** Exercise **
Copy out word for word the lines from the line containing "menu-item-aktuell[interactable]: Aktuell —" through the line containing "user-profile[interactable]: Lisa 7", with both of those lines included.

-- Begin Records for this exercise --

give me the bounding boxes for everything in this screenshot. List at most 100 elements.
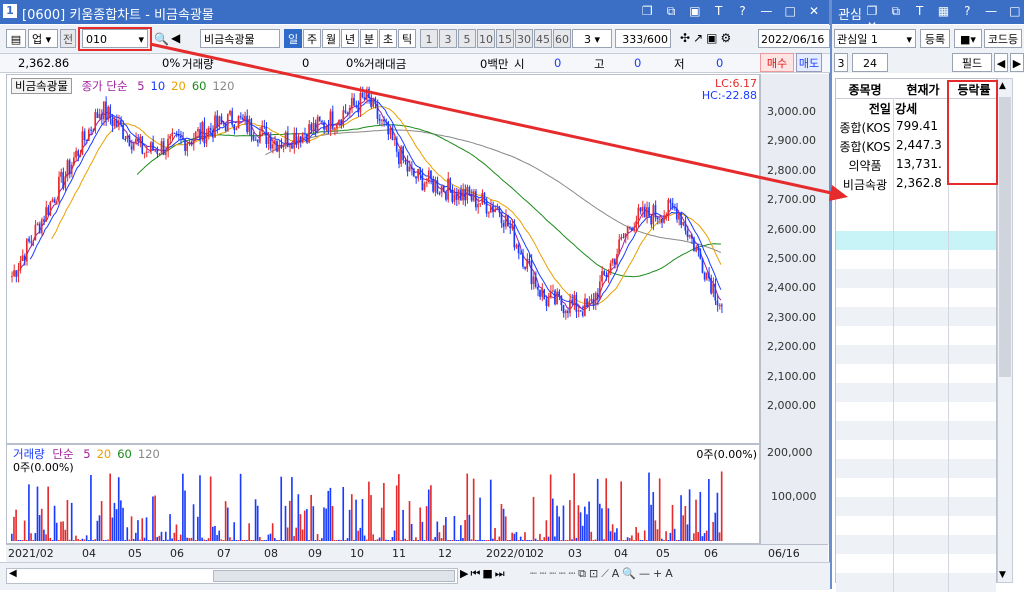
minus-icon[interactable]: —	[639, 567, 653, 580]
count-a[interactable]: 3	[834, 53, 848, 72]
interval-select[interactable]: 3 ▾	[572, 29, 612, 48]
save-icon[interactable]: ▣	[706, 31, 720, 45]
next-icon[interactable]: ▶	[460, 567, 470, 580]
watchlist-row[interactable]	[836, 573, 996, 592]
tile-icon[interactable]: ⧉	[888, 4, 904, 19]
tile-icon[interactable]: ⧉	[663, 4, 679, 19]
watchlist-row[interactable]	[836, 440, 996, 459]
watchlist-row[interactable]	[836, 269, 996, 288]
count-b[interactable]: 24	[852, 53, 888, 72]
watchlist-row[interactable]	[836, 288, 996, 307]
price-chart[interactable]: 비금속광물 종가 단순 5 10 20 60 120 LC:6.17 HC:-22.88	[6, 74, 760, 444]
fastforward-icon[interactable]: ⏭	[495, 567, 507, 580]
plus-icon[interactable]: +	[653, 567, 665, 580]
watchlist-row[interactable]	[836, 402, 996, 421]
watchlist-row[interactable]	[836, 231, 996, 250]
bar-count-field[interactable]: 333/600	[615, 29, 671, 48]
close-icon[interactable]: ✕	[806, 4, 822, 18]
market-type-select[interactable]: 업 ▾	[28, 29, 58, 48]
watchlist-scroll-thumb[interactable]	[999, 97, 1011, 377]
interval-button[interactable]: 5	[458, 29, 476, 48]
date-field[interactable]: 2022/06/16	[758, 29, 830, 48]
maximize-icon[interactable]: □	[1007, 4, 1023, 18]
watchlist-row[interactable]	[836, 516, 996, 535]
trend-icon[interactable]: ↗	[693, 31, 706, 45]
interval-button[interactable]: 60	[553, 29, 571, 48]
interval-button[interactable]: 30	[515, 29, 533, 48]
watchlist-row[interactable]	[836, 307, 996, 326]
watchlist-row[interactable]	[836, 478, 996, 497]
crosshair-icon[interactable]: ✣	[680, 31, 693, 45]
watchlist-row[interactable]	[836, 212, 996, 231]
pin-icon[interactable]: T	[912, 4, 928, 18]
interval-button[interactable]: 3	[439, 29, 457, 48]
volume-chart[interactable]: 거래량 단순 5 20 60 120 0주(0.00%) 0주(0.00%)	[6, 444, 760, 544]
help-icon[interactable]: ?	[959, 4, 975, 18]
register-button[interactable]: 등록	[920, 29, 950, 48]
pin-icon[interactable]: T	[711, 4, 727, 18]
stock-name-field[interactable]: 비금속광물	[200, 29, 280, 48]
field-button[interactable]: 필드	[952, 53, 992, 72]
watchlist-group-select[interactable]: 관심일 1 ▾	[834, 29, 916, 48]
chart-scrollbar[interactable]: ◀	[6, 568, 458, 584]
period-button[interactable]: 주	[303, 29, 321, 48]
text-tool-icon[interactable]: A	[612, 567, 623, 580]
interval-button[interactable]: 15	[496, 29, 514, 48]
period-button[interactable]: 일	[284, 29, 302, 48]
rewind-icon[interactable]: ⏮	[470, 567, 482, 580]
minimize-icon[interactable]: —	[758, 4, 774, 18]
page-next-icon[interactable]: ▶	[1010, 53, 1024, 72]
zoom-icon[interactable]: 🔍	[622, 567, 639, 580]
header-price[interactable]: 현재가	[896, 81, 950, 98]
layout-b-icon[interactable]: ⊡	[589, 567, 601, 580]
watchlist-row[interactable]	[836, 383, 996, 402]
settings-icon[interactable]: ⚙	[720, 31, 734, 45]
grid-icon[interactable]: ▦	[935, 4, 951, 18]
candle-body	[325, 126, 327, 130]
page-prev-icon[interactable]: ◀	[994, 53, 1008, 72]
period-button[interactable]: 월	[322, 29, 340, 48]
watchlist-row[interactable]	[836, 326, 996, 345]
restore-icon[interactable]: ❐	[864, 4, 880, 18]
scroll-left-icon[interactable]: ◀	[9, 568, 17, 579]
period-button[interactable]: 틱	[398, 29, 416, 48]
layout-icon[interactable]: ▣	[687, 4, 703, 18]
minimize-icon[interactable]: —	[983, 4, 999, 18]
scroll-up-icon[interactable]: ▲	[999, 81, 1006, 91]
buy-button[interactable]: 매수	[760, 53, 794, 72]
watchlist-menu-button[interactable]: ■▾	[954, 29, 982, 48]
font-icon[interactable]: A	[665, 567, 676, 580]
sell-button[interactable]: 매도	[796, 53, 822, 72]
watchlist-row[interactable]	[836, 345, 996, 364]
watchlist-row[interactable]	[836, 364, 996, 383]
zoom-slider-icon[interactable]: ┈┈┈┈┈	[530, 567, 578, 580]
watchlist-row[interactable]	[836, 459, 996, 478]
watchlist-row[interactable]	[836, 421, 996, 440]
interval-button[interactable]: 10	[477, 29, 495, 48]
search-icon[interactable]: 🔍	[154, 32, 169, 46]
line-tool-icon[interactable]: ⟋	[601, 567, 612, 580]
scroll-down-icon[interactable]: ▼	[999, 570, 1006, 580]
watchlist-row[interactable]	[836, 497, 996, 516]
code-register-button[interactable]: 코드등	[984, 29, 1022, 48]
watchlist-row[interactable]	[836, 554, 996, 573]
interval-button[interactable]: 45	[534, 29, 552, 48]
period-button[interactable]: 년	[341, 29, 359, 48]
watchlist-scrollbar[interactable]: ▲ ▼	[997, 78, 1013, 583]
prev-arrow-icon[interactable]: ◀	[171, 31, 180, 45]
period-button[interactable]: 분	[360, 29, 378, 48]
total-toggle[interactable]: 전	[60, 29, 76, 48]
scroll-thumb[interactable]	[213, 570, 455, 582]
header-name[interactable]: 종목명	[836, 81, 894, 98]
stop-icon[interactable]: ■	[482, 567, 494, 580]
restore-icon[interactable]: ❐	[639, 4, 655, 18]
interval-button[interactable]: 1	[420, 29, 438, 48]
layout-a-icon[interactable]: ⧉	[578, 567, 589, 580]
maximize-icon[interactable]: □	[782, 4, 798, 18]
period-button[interactable]: 초	[379, 29, 397, 48]
watchlist-row[interactable]	[836, 535, 996, 554]
help-icon[interactable]: ?	[735, 4, 751, 18]
chart-menu-icon[interactable]: ▤	[6, 29, 26, 48]
watchlist-row[interactable]	[836, 250, 996, 269]
watchlist-row[interactable]	[836, 193, 996, 212]
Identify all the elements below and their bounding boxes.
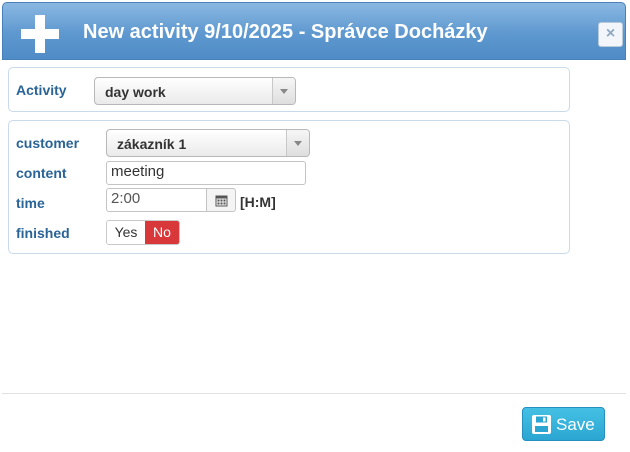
customer-select-value: zákazník 1: [117, 136, 187, 152]
save-button-label: Save: [556, 415, 595, 434]
details-panel: customer zákazník 1 content meeting time…: [8, 120, 570, 254]
time-input[interactable]: 2:00: [106, 188, 207, 212]
finished-toggle[interactable]: Yes No: [106, 220, 180, 245]
dialog-titlebar: New activity 9/10/2025 - Správce Docházk…: [2, 2, 626, 60]
content-label: content: [16, 165, 67, 181]
customer-select[interactable]: zákazník 1: [106, 129, 310, 157]
activity-panel: Activity day work: [8, 67, 570, 112]
finished-no-option[interactable]: No: [145, 221, 179, 244]
calendar-button[interactable]: [206, 188, 236, 212]
close-button[interactable]: ×: [598, 22, 623, 47]
save-button[interactable]: Save: [522, 407, 605, 441]
close-icon: ×: [605, 25, 616, 42]
plus-icon: [21, 15, 59, 53]
activity-select[interactable]: day work: [94, 77, 296, 105]
customer-label: customer: [16, 135, 80, 151]
finished-label: finished: [16, 225, 70, 241]
activity-label: Activity: [16, 82, 67, 98]
footer-divider: [2, 393, 626, 394]
content-input[interactable]: meeting: [106, 161, 306, 185]
activity-select-value: day work: [105, 84, 166, 100]
chevron-down-icon: [272, 78, 295, 104]
finished-yes-option[interactable]: Yes: [107, 221, 145, 244]
calendar-icon: [215, 195, 228, 207]
time-unit-hint: [H:M]: [240, 194, 276, 210]
time-label: time: [16, 195, 45, 211]
floppy-disk-icon: [532, 415, 551, 434]
dialog-title: New activity 9/10/2025 - Správce Docházk…: [83, 21, 488, 43]
chevron-down-icon: [286, 130, 309, 156]
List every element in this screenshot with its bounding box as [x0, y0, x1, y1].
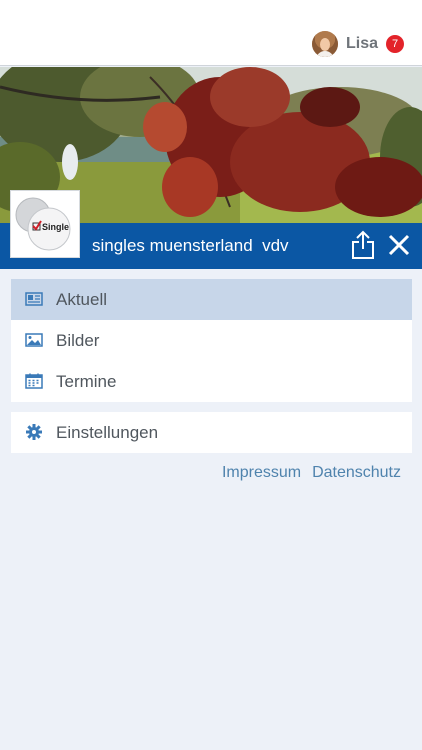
menu-item-aktuell[interactable]: Aktuell — [11, 279, 412, 320]
menu-label-termine: Termine — [56, 371, 117, 391]
footer-links: Impressum Datenschutz — [222, 464, 401, 482]
menu-item-einstellungen[interactable]: Einstellungen — [11, 412, 412, 453]
user-profile[interactable]: Lisa 7 — [311, 30, 404, 58]
menu-item-bilder[interactable]: Bilder — [11, 320, 412, 361]
user-name[interactable]: Lisa — [346, 35, 378, 53]
club-logo: Single — [10, 190, 80, 258]
club-title: singles muensterland vdv — [92, 236, 289, 255]
settings-menu: Einstellungen — [11, 412, 412, 453]
calendar-icon — [25, 373, 43, 389]
menu-label-einstellungen: Einstellungen — [56, 422, 159, 442]
menu-label-bilder: Bilder — [56, 330, 100, 350]
close-icon[interactable] — [386, 232, 412, 258]
share-icon[interactable] — [350, 230, 376, 260]
menu-label-aktuell: Aktuell — [56, 289, 108, 309]
menu-item-termine[interactable]: Termine — [11, 361, 412, 402]
top-bar: Lisa 7 — [0, 0, 422, 66]
datenschutz-link[interactable]: Datenschutz — [312, 464, 401, 482]
gear-icon — [26, 424, 42, 440]
newspaper-icon — [25, 292, 43, 306]
svg-text:Single: Single — [42, 222, 69, 232]
notification-badge[interactable]: 7 — [386, 35, 404, 53]
impressum-link[interactable]: Impressum — [222, 464, 301, 482]
main-menu: Aktuell Bilder Termine — [11, 279, 412, 402]
avatar[interactable] — [311, 31, 338, 57]
image-icon — [25, 333, 43, 347]
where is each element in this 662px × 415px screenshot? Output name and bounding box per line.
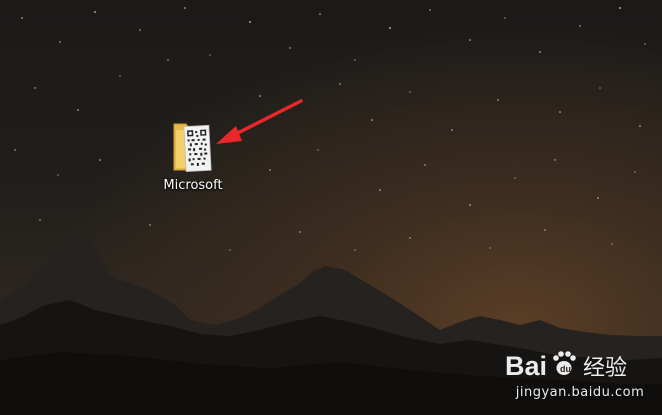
desktop-wallpaper: Microsoft Bai du 经验 jingyan.baidu.com — [0, 0, 662, 415]
watermark-url: jingyan.baidu.com — [515, 385, 645, 400]
desktop-icon-microsoft[interactable]: Microsoft — [146, 114, 240, 200]
svg-text:du: du — [560, 364, 571, 374]
svg-text:经验: 经验 — [583, 356, 627, 381]
baidu-jingyan-watermark: Bai du 经验 jingyan.baidu.com — [505, 345, 655, 407]
svg-text:Bai: Bai — [505, 351, 547, 381]
folder-icon — [173, 123, 212, 173]
desktop-icon-label: Microsoft — [163, 178, 223, 193]
baidu-jingyan-logo: Bai du 经验 — [505, 351, 627, 381]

-- End Records for this exercise --

** Task response **
menu-item-aktuell[interactable]: Aktuell — [11, 279, 412, 320]
menu-label-termine: Termine — [56, 371, 117, 391]
footer-links: Impressum Datenschutz — [222, 464, 401, 482]
menu-item-einstellungen[interactable]: Einstellungen — [11, 412, 412, 453]
user-profile[interactable]: Lisa 7 — [311, 30, 404, 58]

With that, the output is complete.